Transcribe all of the material exactly, except for its pictures.

**Excerpted data**
[start]

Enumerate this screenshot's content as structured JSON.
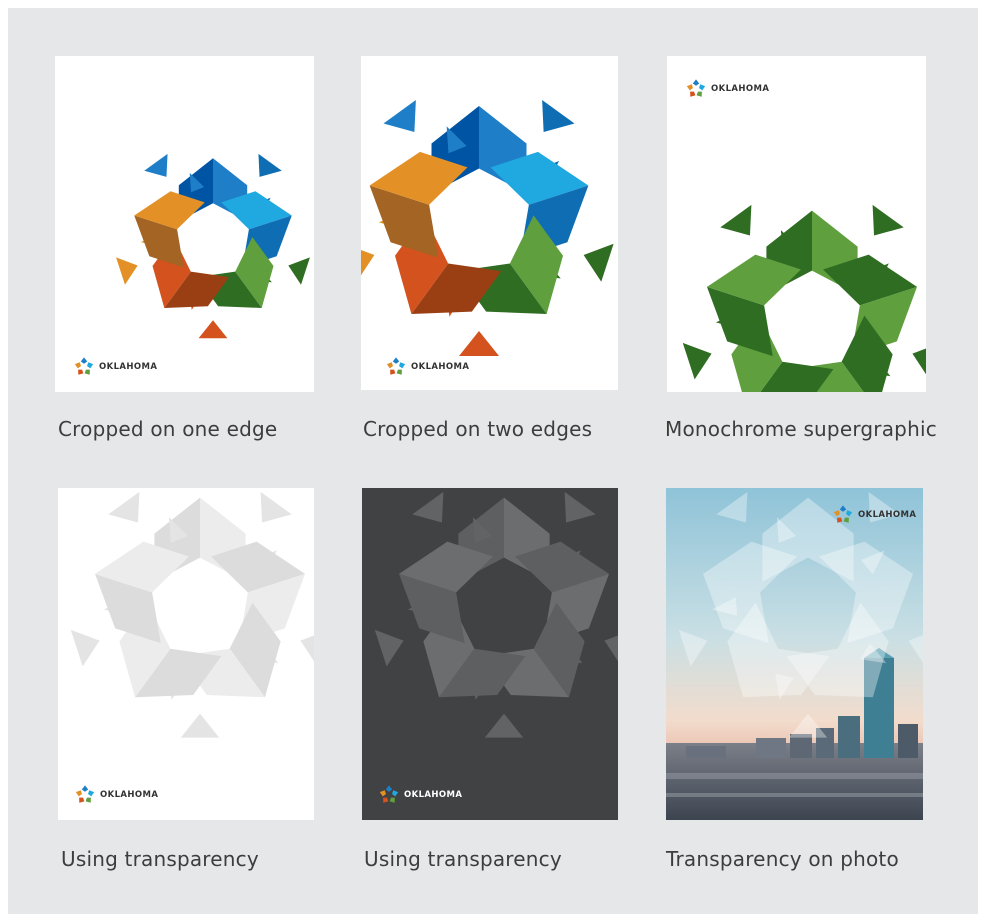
{
  "colors": {
    "panel": "#e6e7e8",
    "dark_card": "#414244",
    "navy": "#0054a4",
    "blue": "#1e7fc8",
    "sky": "#20a8e0",
    "steel": "#0f6db3",
    "green": "#5f9f3e",
    "dark_green": "#2f6d22",
    "rust": "#9a3f14",
    "orange": "#d4521e",
    "amber": "#e39127",
    "brown": "#a36424"
  },
  "cards": [
    {
      "id": "cropped-one-edge",
      "caption": "Cropped on one edge",
      "logo_text": "OKLAHOMA"
    },
    {
      "id": "cropped-two-edges",
      "caption": "Cropped on two edges",
      "logo_text": "OKLAHOMA"
    },
    {
      "id": "monochrome",
      "caption": "Monochrome supergraphic",
      "logo_text": "OKLAHOMA"
    },
    {
      "id": "transparency-white",
      "caption": "Using transparency",
      "logo_text": "OKLAHOMA"
    },
    {
      "id": "transparency-dark",
      "caption": "Using transparency",
      "logo_text": "OKLAHOMA"
    },
    {
      "id": "transparency-photo",
      "caption": "Transparency on photo",
      "logo_text": "OKLAHOMA"
    }
  ]
}
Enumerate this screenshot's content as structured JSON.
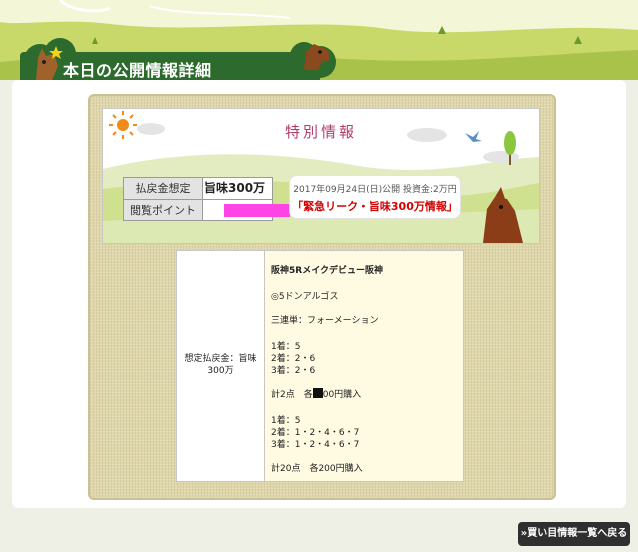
{
  "header": {
    "title": "本日の公開情報詳細"
  },
  "banner": {
    "title": "特別情報",
    "payout_label": "払戻金想定",
    "payout_value": "旨味300万",
    "view_point_label": "閲覧ポイント",
    "date_text": "2017年09月24日(日)公開  投資金:2万円",
    "alert_text": "「緊急リーク・旨味300万情報」",
    "redaction_color": "#ff44e6"
  },
  "detail": {
    "left_label": "想定払戻金：旨味300万",
    "lines": [
      "阪神5Rメイクデビュー阪神",
      "◎5ドンアルゴス",
      "三連単：フォーメーション",
      "1着：5",
      "2着：2・6",
      "3着：2・6",
      "計2点　各",
      "00円購入",
      "1着：5",
      "2着：1・2・4・6・7",
      "3着：1・2・4・6・7",
      "計20点　各200円購入"
    ]
  },
  "nav": {
    "back_label": "»買い目情報一覧へ戻る"
  }
}
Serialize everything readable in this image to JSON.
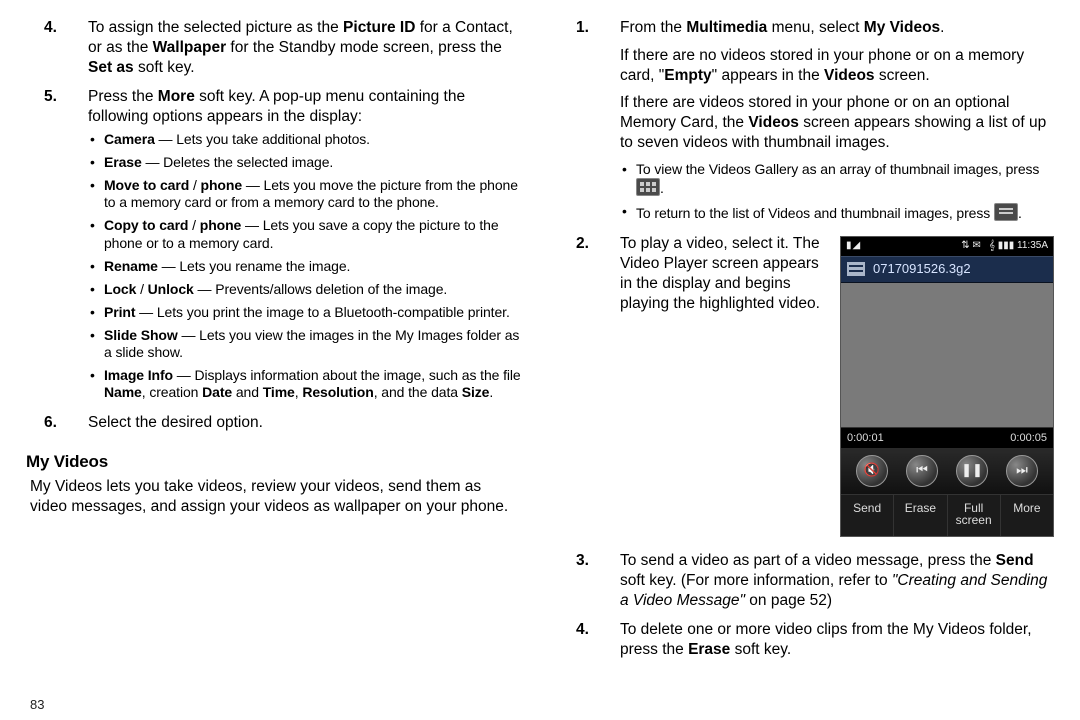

[end]

**Task solution**
Enumerate this screenshot's content as structured JSON.
{
  "colors": {
    "panel": "#e6e7e8",
    "dark_card": "#414244",
    "navy": "#0054a4",
    "blue": "#1e7fc8",
    "sky": "#20a8e0",
    "steel": "#0f6db3",
    "green": "#5f9f3e",
    "dark_green": "#2f6d22",
    "rust": "#9a3f14",
    "orange": "#d4521e",
    "amber": "#e39127",
    "brown": "#a36424"
  },
  "cards": [
    {
      "id": "cropped-one-edge",
      "caption": "Cropped on one edge",
      "logo_text": "OKLAHOMA"
    },
    {
      "id": "cropped-two-edges",
      "caption": "Cropped on two edges",
      "logo_text": "OKLAHOMA"
    },
    {
      "id": "monochrome",
      "caption": "Monochrome supergraphic",
      "logo_text": "OKLAHOMA"
    },
    {
      "id": "transparency-white",
      "caption": "Using transparency",
      "logo_text": "OKLAHOMA"
    },
    {
      "id": "transparency-dark",
      "caption": "Using transparency",
      "logo_text": "OKLAHOMA"
    },
    {
      "id": "transparency-photo",
      "caption": "Transparency on photo",
      "logo_text": "OKLAHOMA"
    }
  ]
}
Enumerate this screenshot's content as structured JSON.
{
  "header": {
    "title": "本日の公開情報詳細"
  },
  "banner": {
    "title": "特別情報",
    "payout_label": "払戻金想定",
    "payout_value": "旨味300万",
    "view_point_label": "閲覧ポイント",
    "date_text": "2017年09月24日(日)公開  投資金:2万円",
    "alert_text": "「緊急リーク・旨味300万情報」",
    "redaction_color": "#ff44e6"
  },
  "detail": {
    "left_label": "想定払戻金：旨味300万",
    "lines": [
      "阪神5Rメイクデビュー阪神",
      "◎5ドンアルゴス",
      "三連単：フォーメーション",
      "1着：5",
      "2着：2・6",
      "3着：2・6",
      "計2点　各",
      "00円購入",
      "1着：5",
      "2着：1・2・4・6・7",
      "3着：1・2・4・6・7",
      "計20点　各200円購入"
    ]
  },
  "nav": {
    "back_label": "»買い目情報一覧へ戻る"
  }
}
Serialize everything readable in this image to JSON.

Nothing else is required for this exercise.